◆ **GIVEN INFORMATION**:
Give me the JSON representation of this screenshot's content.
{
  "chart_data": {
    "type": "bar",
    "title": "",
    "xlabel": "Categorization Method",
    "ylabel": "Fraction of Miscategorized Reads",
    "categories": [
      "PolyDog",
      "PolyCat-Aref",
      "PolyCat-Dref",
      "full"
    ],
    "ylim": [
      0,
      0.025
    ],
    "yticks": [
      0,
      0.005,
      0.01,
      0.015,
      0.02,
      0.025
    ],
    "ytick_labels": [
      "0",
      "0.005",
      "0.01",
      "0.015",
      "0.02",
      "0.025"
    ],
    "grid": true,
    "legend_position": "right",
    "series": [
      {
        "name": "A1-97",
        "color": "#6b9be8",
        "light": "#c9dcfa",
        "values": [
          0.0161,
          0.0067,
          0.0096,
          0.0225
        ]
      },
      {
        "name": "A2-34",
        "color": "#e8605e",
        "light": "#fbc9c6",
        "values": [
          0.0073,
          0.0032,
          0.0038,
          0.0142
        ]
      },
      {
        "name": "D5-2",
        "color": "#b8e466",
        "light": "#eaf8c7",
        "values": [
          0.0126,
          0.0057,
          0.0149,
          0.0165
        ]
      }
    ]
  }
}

◆ **SHORT PROBLEM**:
Pull out every line in the data above that has the word "light".

◆ **TASK RESULT**:
        "light": "#c9dcfa",
        "light": "#fbc9c6",
        "light": "#eaf8c7",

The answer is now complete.